(The problem): Every line below should be copied exactly; drop the pictures.

(Material for the task):
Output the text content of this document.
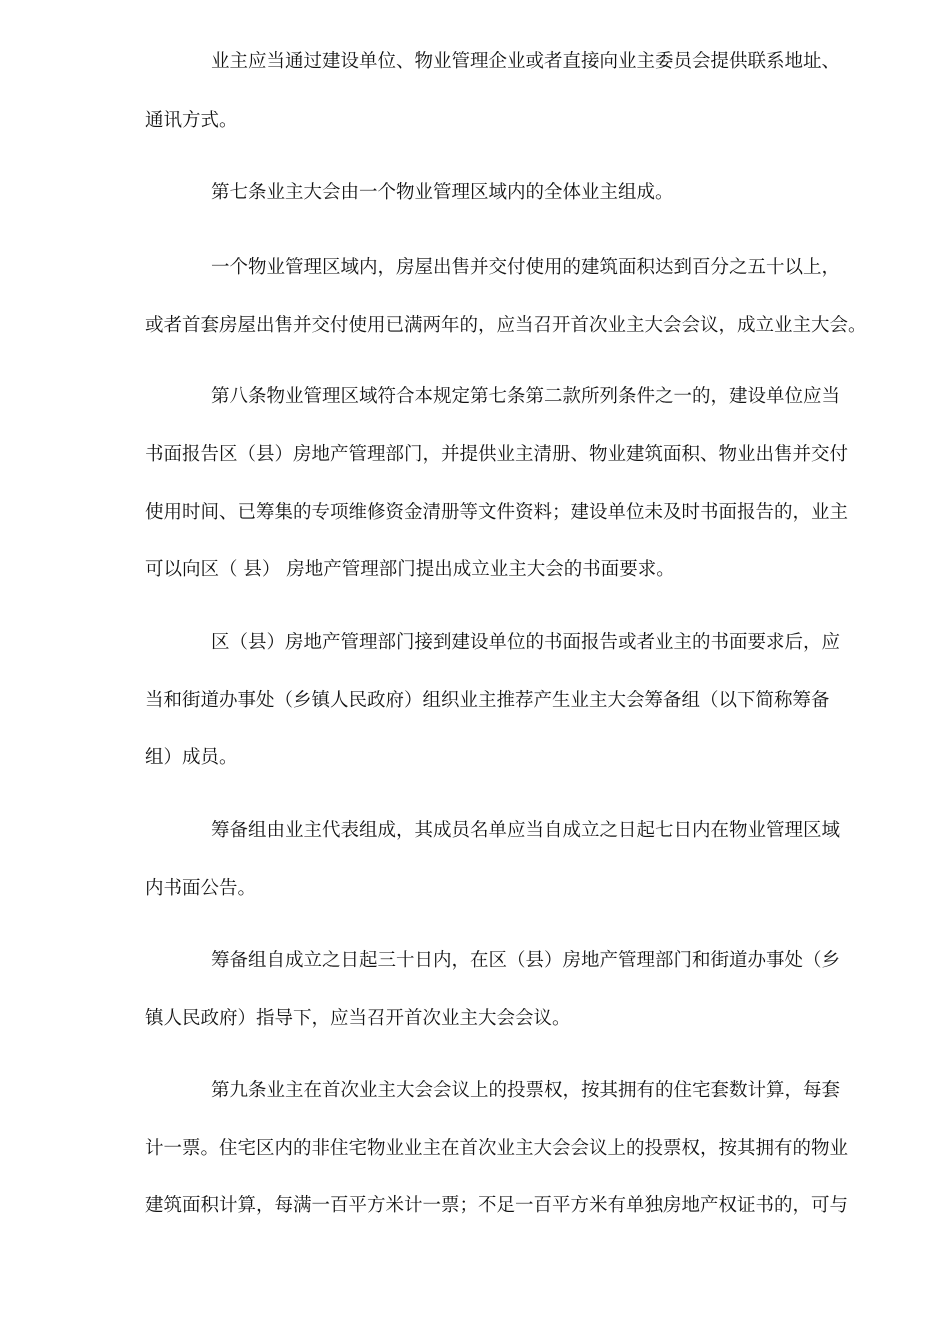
业主应当通过建设单位、物业管理企业或者直接向业主委员会提供联系地址、
通讯方式。
第七条业主大会由一个物业管理区域内的全体业主组成。
一个物业管理区域内，房屋出售并交付使用的建筑面积达到百分之五十以上，
或者首套房屋出售并交付使用已满两年的，应当召开首次业主大会会议，成立业主大会。
第八条物业管理区域符合本规定第七条第二款所列条件之一的，建设单位应当
书面报告区（县）房地产管理部门，并提供业主清册、物业建筑面积、物业出售并交付
使用时间、已筹集的专项维修资金清册等文件资料；建设单位未及时书面报告的，业主
可以向区（ 县） 房地产管理部门提出成立业主大会的书面要求。
区（县）房地产管理部门接到建设单位的书面报告或者业主的书面要求后，应
当和街道办事处（乡镇人民政府）组织业主推荐产生业主大会筹备组（以下简称筹备
组）成员。
筹备组由业主代表组成，其成员名单应当自成立之日起七日内在物业管理区域
内书面公告。
筹备组自成立之日起三十日内，在区（县）房地产管理部门和街道办事处（乡
镇人民政府）指导下，应当召开首次业主大会会议。
第九条业主在首次业主大会会议上的投票权，按其拥有的住宅套数计算，每套
计一票。住宅区内的非住宅物业业主在首次业主大会会议上的投票权，按其拥有的物业
建筑面积计算，每满一百平方米计一票；不足一百平方米有单独房地产权证书的，可与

(Reply to the exercise):
Output the text content of this document.
业主应当通过建设单位、物业管理企业或者直接向业主委员会提供联系地址、
通讯方式。
第七条业主大会由一个物业管理区域内的全体业主组成。
一个物业管理区域内，房屋出售并交付使用的建筑面积达到百分之五十以上，
或者首套房屋出售并交付使用已满两年的，应当召开首次业主大会会议，成立业主大会。
第八条物业管理区域符合本规定第七条第二款所列条件之一的，建设单位应当
书面报告区（县）房地产管理部门，并提供业主清册、物业建筑面积、物业出售并交付
使用时间、已筹集的专项维修资金清册等文件资料；建设单位未及时书面报告的，业主
可以向区（ 县） 房地产管理部门提出成立业主大会的书面要求。
区（县）房地产管理部门接到建设单位的书面报告或者业主的书面要求后，应
当和街道办事处（乡镇人民政府）组织业主推荐产生业主大会筹备组（以下简称筹备
组）成员。
筹备组由业主代表组成，其成员名单应当自成立之日起七日内在物业管理区域
内书面公告。
筹备组自成立之日起三十日内，在区（县）房地产管理部门和街道办事处（乡
镇人民政府）指导下，应当召开首次业主大会会议。
第九条业主在首次业主大会会议上的投票权，按其拥有的住宅套数计算，每套
计一票。住宅区内的非住宅物业业主在首次业主大会会议上的投票权，按其拥有的物业
建筑面积计算，每满一百平方米计一票；不足一百平方米有单独房地产权证书的，可与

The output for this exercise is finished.